-- start Extracted records --

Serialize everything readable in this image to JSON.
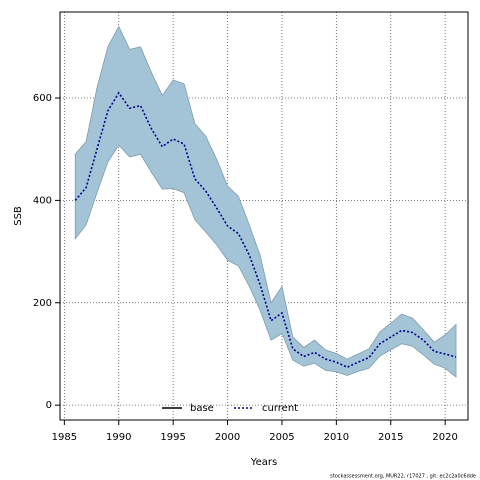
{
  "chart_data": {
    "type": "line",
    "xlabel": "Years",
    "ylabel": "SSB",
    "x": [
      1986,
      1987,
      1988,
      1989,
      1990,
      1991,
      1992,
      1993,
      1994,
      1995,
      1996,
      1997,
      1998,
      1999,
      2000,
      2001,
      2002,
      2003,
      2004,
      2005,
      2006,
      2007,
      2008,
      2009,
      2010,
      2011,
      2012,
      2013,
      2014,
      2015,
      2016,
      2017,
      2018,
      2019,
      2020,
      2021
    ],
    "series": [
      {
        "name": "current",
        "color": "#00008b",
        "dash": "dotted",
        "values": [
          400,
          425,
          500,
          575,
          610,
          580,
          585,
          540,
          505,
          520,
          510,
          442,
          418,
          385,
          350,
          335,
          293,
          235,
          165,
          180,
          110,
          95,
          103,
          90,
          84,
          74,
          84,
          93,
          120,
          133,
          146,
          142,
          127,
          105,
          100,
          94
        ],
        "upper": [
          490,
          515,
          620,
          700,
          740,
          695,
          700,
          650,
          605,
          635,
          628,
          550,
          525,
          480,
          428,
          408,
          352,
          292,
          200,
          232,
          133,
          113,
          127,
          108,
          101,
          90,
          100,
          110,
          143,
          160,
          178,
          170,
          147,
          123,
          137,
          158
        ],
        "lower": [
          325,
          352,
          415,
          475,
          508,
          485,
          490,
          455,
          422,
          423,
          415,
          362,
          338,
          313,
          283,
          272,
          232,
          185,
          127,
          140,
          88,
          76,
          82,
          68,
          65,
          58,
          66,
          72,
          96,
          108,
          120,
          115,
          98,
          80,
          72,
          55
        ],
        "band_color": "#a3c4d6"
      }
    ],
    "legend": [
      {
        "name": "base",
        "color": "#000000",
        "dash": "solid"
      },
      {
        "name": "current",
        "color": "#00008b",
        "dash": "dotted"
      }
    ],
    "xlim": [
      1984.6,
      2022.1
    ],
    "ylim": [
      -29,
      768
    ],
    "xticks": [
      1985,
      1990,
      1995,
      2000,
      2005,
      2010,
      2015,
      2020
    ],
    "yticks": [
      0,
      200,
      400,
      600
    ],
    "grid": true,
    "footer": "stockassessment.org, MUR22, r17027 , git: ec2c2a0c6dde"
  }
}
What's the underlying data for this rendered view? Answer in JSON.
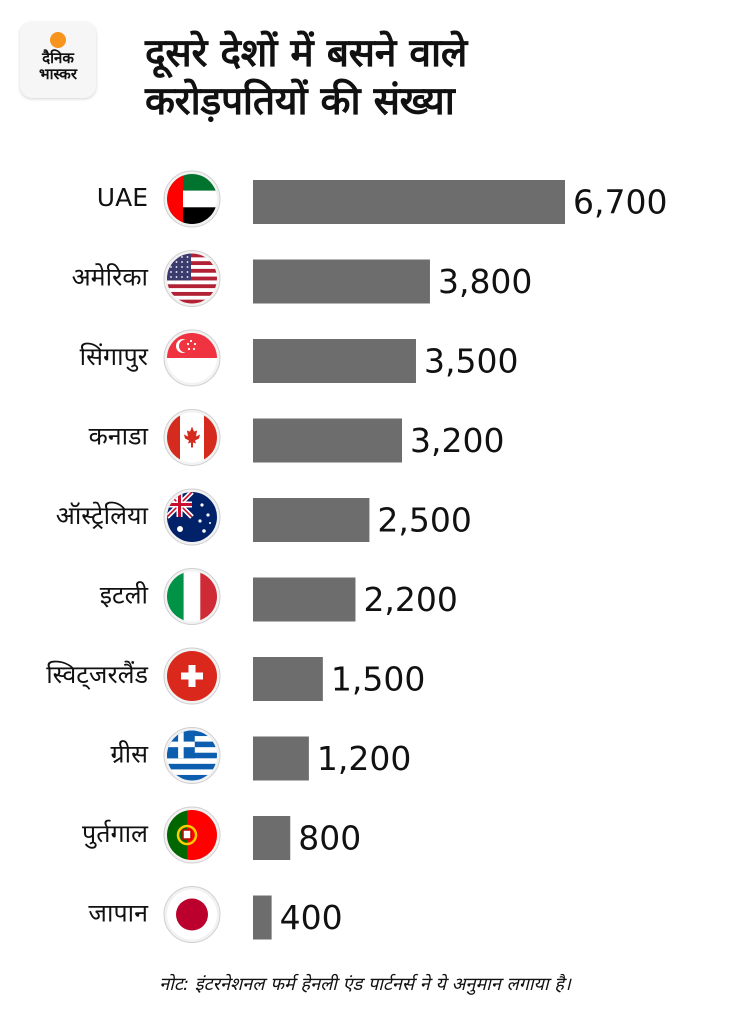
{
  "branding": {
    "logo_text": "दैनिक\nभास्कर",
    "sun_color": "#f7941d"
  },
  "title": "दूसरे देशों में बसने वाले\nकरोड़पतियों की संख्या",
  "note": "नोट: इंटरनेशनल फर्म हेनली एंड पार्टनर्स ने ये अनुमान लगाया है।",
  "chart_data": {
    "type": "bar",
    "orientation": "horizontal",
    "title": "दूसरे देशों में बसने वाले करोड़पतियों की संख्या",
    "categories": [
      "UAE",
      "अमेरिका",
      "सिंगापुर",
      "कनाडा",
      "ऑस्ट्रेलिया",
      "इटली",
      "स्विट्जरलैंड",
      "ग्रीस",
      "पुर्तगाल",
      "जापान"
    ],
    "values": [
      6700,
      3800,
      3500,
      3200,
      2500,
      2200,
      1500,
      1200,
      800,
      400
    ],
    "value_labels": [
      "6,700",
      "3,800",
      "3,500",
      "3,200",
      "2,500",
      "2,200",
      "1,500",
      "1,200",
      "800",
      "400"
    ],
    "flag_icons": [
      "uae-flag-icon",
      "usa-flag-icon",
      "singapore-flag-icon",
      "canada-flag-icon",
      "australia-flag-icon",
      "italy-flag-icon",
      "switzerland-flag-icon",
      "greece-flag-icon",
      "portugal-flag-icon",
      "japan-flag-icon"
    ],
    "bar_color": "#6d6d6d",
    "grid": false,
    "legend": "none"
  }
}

-- end Extracted records --
-- start Extracted records --

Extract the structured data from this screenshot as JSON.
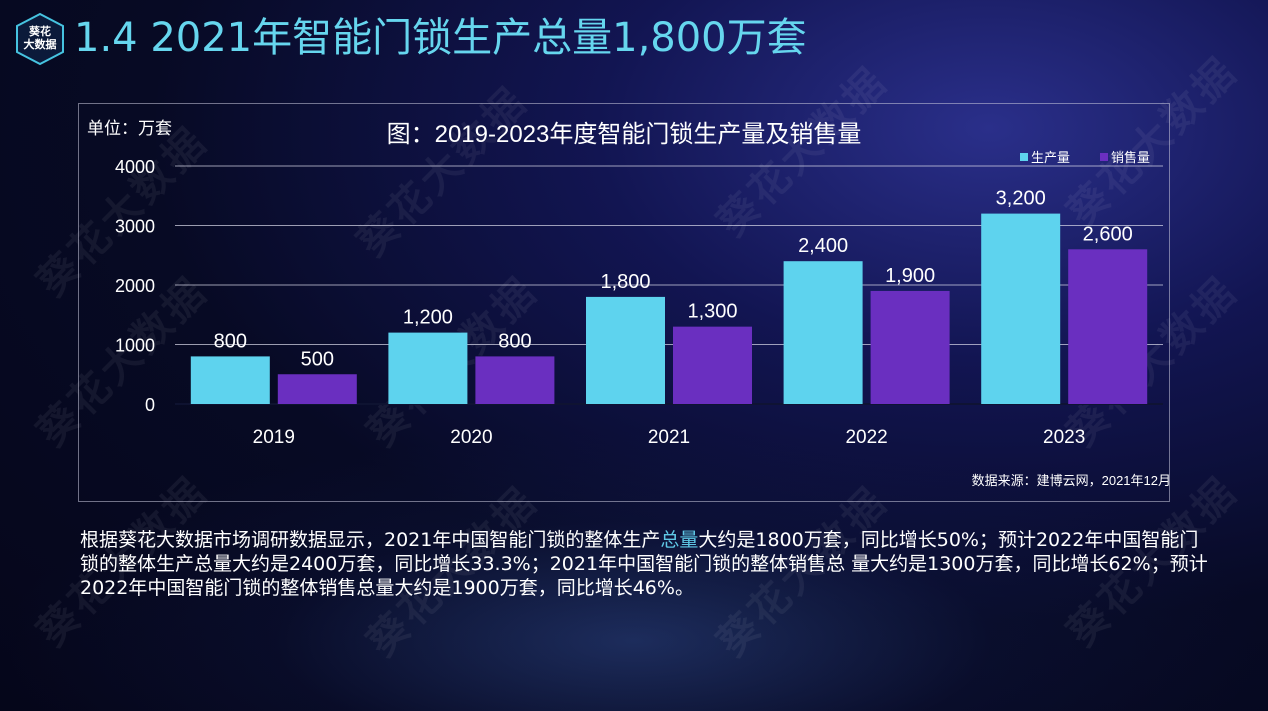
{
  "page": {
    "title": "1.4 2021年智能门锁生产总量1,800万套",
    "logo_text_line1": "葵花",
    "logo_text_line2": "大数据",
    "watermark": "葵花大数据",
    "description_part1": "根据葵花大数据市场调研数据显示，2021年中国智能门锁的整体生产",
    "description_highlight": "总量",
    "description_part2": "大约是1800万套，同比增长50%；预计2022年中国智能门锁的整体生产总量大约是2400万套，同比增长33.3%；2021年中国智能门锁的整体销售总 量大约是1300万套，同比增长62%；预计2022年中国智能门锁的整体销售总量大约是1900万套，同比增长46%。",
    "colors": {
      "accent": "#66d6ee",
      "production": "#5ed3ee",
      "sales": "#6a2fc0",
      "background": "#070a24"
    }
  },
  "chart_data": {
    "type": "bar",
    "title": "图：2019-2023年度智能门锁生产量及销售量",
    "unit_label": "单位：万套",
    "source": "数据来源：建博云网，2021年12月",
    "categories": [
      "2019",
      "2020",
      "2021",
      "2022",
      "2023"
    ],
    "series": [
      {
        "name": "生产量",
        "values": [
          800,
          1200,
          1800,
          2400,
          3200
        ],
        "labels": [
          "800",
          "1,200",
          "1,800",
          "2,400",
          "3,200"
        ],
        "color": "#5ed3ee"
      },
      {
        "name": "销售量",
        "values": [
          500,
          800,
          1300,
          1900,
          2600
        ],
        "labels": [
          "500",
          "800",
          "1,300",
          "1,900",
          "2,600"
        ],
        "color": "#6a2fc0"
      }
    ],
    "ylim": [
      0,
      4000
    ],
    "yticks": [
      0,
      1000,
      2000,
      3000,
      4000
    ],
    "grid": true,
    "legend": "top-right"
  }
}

-- end Extracted records --

State how many lines of the entries above include the word "this", offering no text other than the number.

Solved exercise: 3